#### DIRECTIONS FOR THIS TASK:
Locate all lines in the data below that hold "structured" and show them.

'''

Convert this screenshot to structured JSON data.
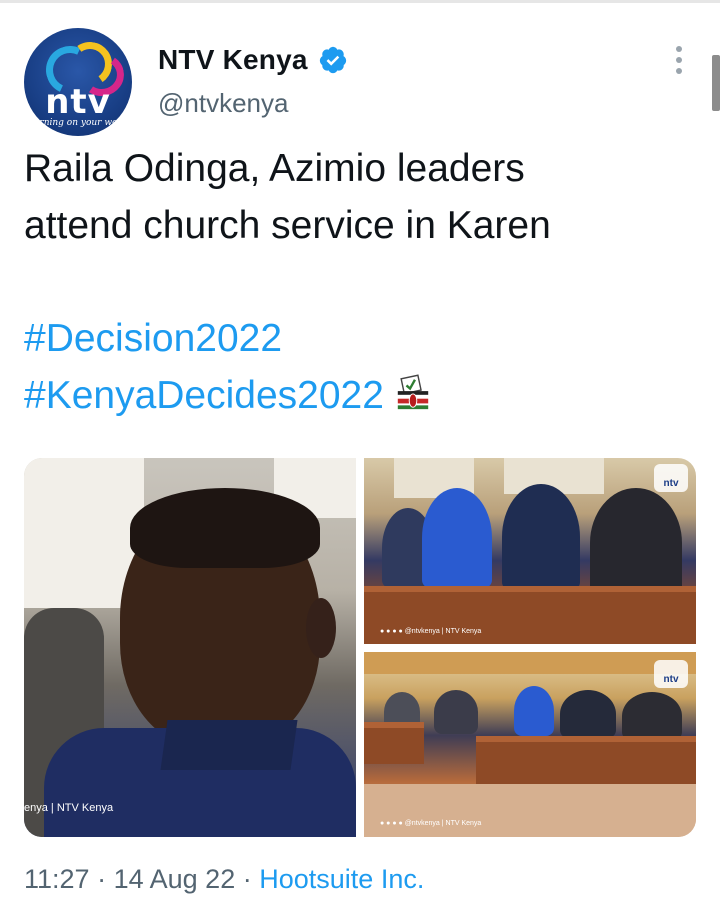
{
  "author": {
    "display_name": "NTV Kenya",
    "handle": "@ntvkenya",
    "verified": true,
    "avatar": {
      "wordmark": "ntv",
      "tagline": "turning on your world"
    }
  },
  "tweet": {
    "text_lines": [
      "Raila Odinga, Azimio leaders",
      "attend church service in Karen"
    ],
    "hashtags": [
      "#Decision2022",
      "#KenyaDecides2022"
    ],
    "emoji": "ballot-box-with-kenya-flag"
  },
  "media": {
    "photo_main_caption": "enya | NTV Kenya",
    "photo_watermark": "ntv"
  },
  "meta": {
    "time": "11:27",
    "separator": "·",
    "date": "14 Aug 22",
    "source": "Hootsuite Inc."
  },
  "colors": {
    "link": "#1d9bf0",
    "text": "#0f1419",
    "secondary": "#536471",
    "verified": "#1d9bf0",
    "brand_blue": "#193f86"
  },
  "icons": {
    "verified": "verified-badge-icon",
    "more": "more-options-icon"
  }
}
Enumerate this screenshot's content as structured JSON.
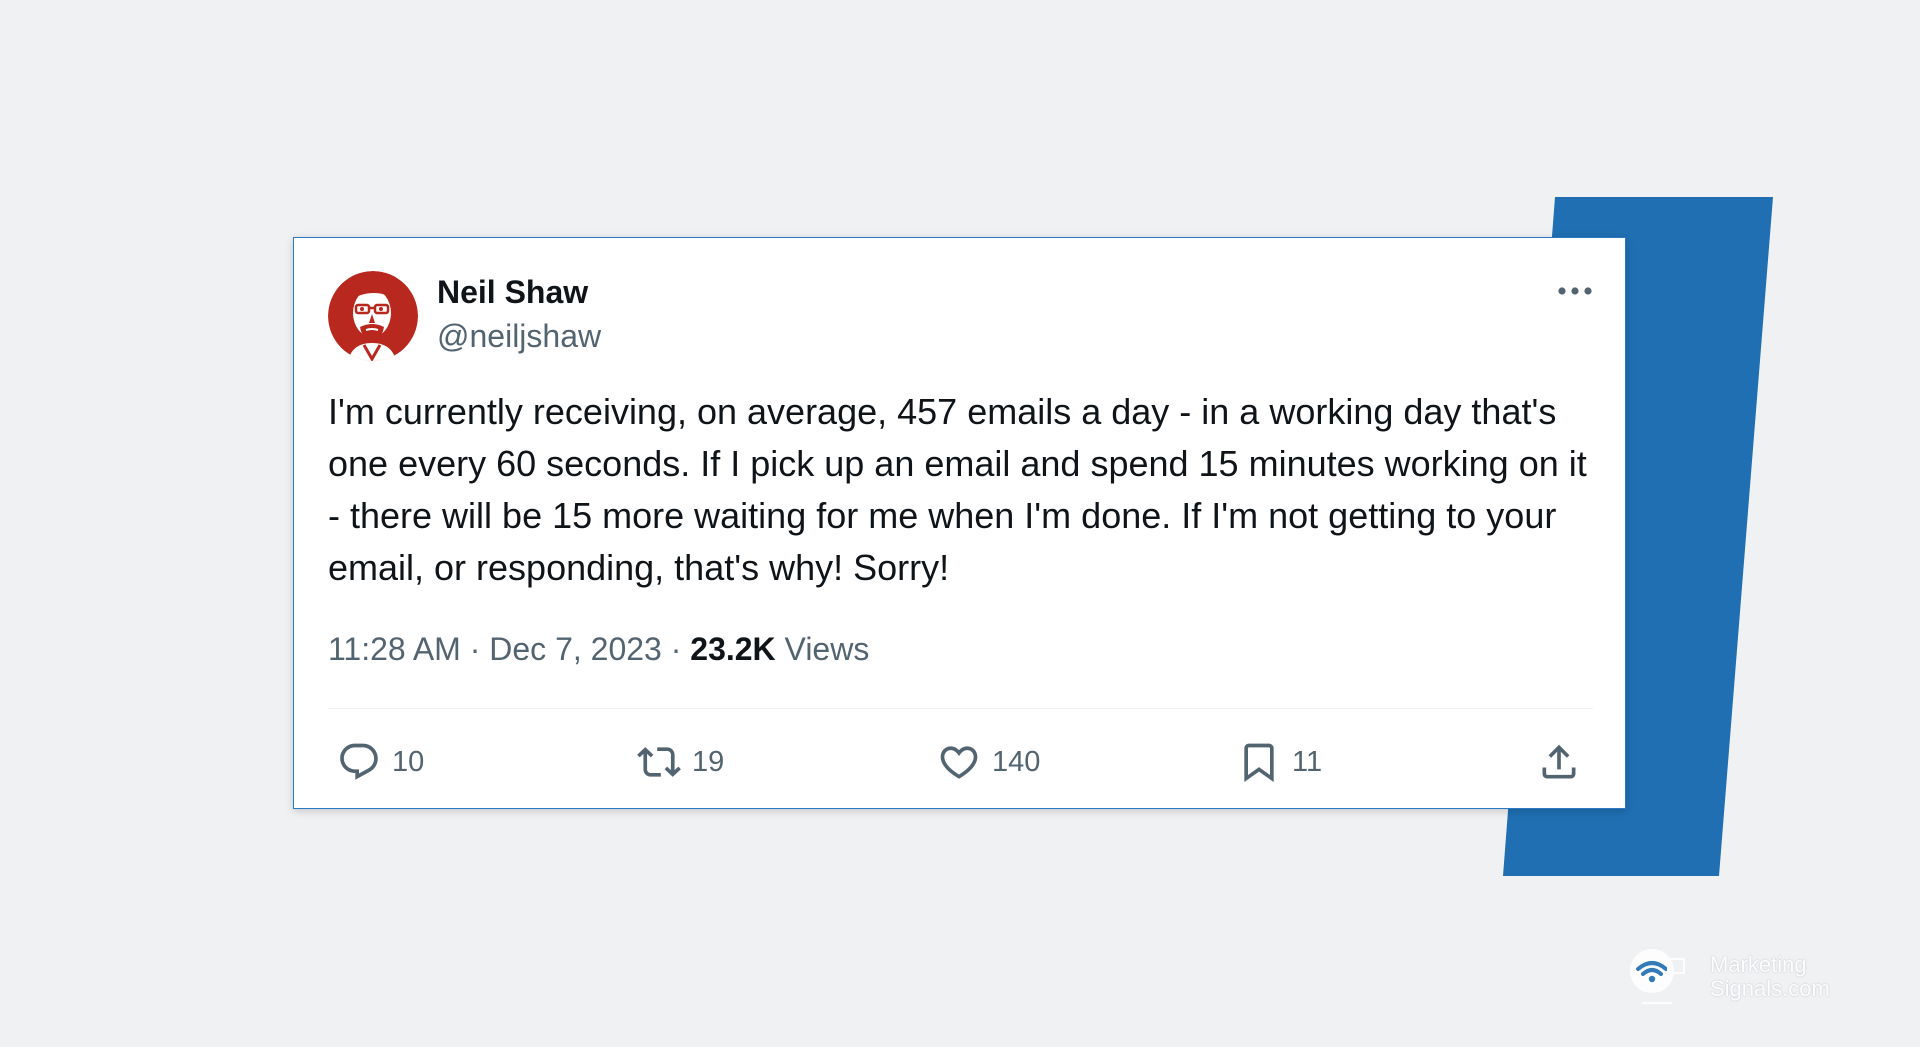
{
  "colors": {
    "background": "#eff1f3",
    "accent_blue": "#1f6fb2",
    "card_border": "#2b78c5",
    "text_primary": "#0f1419",
    "text_secondary": "#536471",
    "avatar_red": "#b8281f"
  },
  "tweet": {
    "author": {
      "name": "Neil Shaw",
      "handle": "@neiljshaw",
      "avatar_icon": "avatar-portrait-icon"
    },
    "text": "I'm currently receiving, on average, 457 emails a day - in a working day that's one every 60 seconds. If I pick up an email and spend 15 minutes working on it - there will be 15 more waiting for me when I'm done. If I'm not getting to your email, or responding, that's why! Sorry!",
    "time": "11:28 AM",
    "separator": "·",
    "date": "Dec 7, 2023",
    "views_count": "23.2K",
    "views_label": "Views",
    "more_icon": "more-options-icon",
    "actions": {
      "reply": {
        "icon": "reply-icon",
        "count": "10"
      },
      "retweet": {
        "icon": "retweet-icon",
        "count": "19"
      },
      "like": {
        "icon": "heart-icon",
        "count": "140"
      },
      "bookmark": {
        "icon": "bookmark-icon",
        "count": "11"
      },
      "share": {
        "icon": "share-icon"
      }
    }
  },
  "watermark": {
    "line1": "Marketing",
    "line2": "Signals.com",
    "icon": "wifi-signal-icon"
  }
}
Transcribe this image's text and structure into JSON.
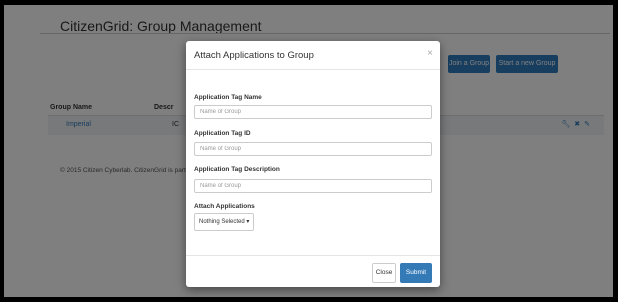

'''

#### COMPLETE OUTPUT:
Convert this screenshot to structured JSON data.
Enumerate this screenshot's content as structured JSON.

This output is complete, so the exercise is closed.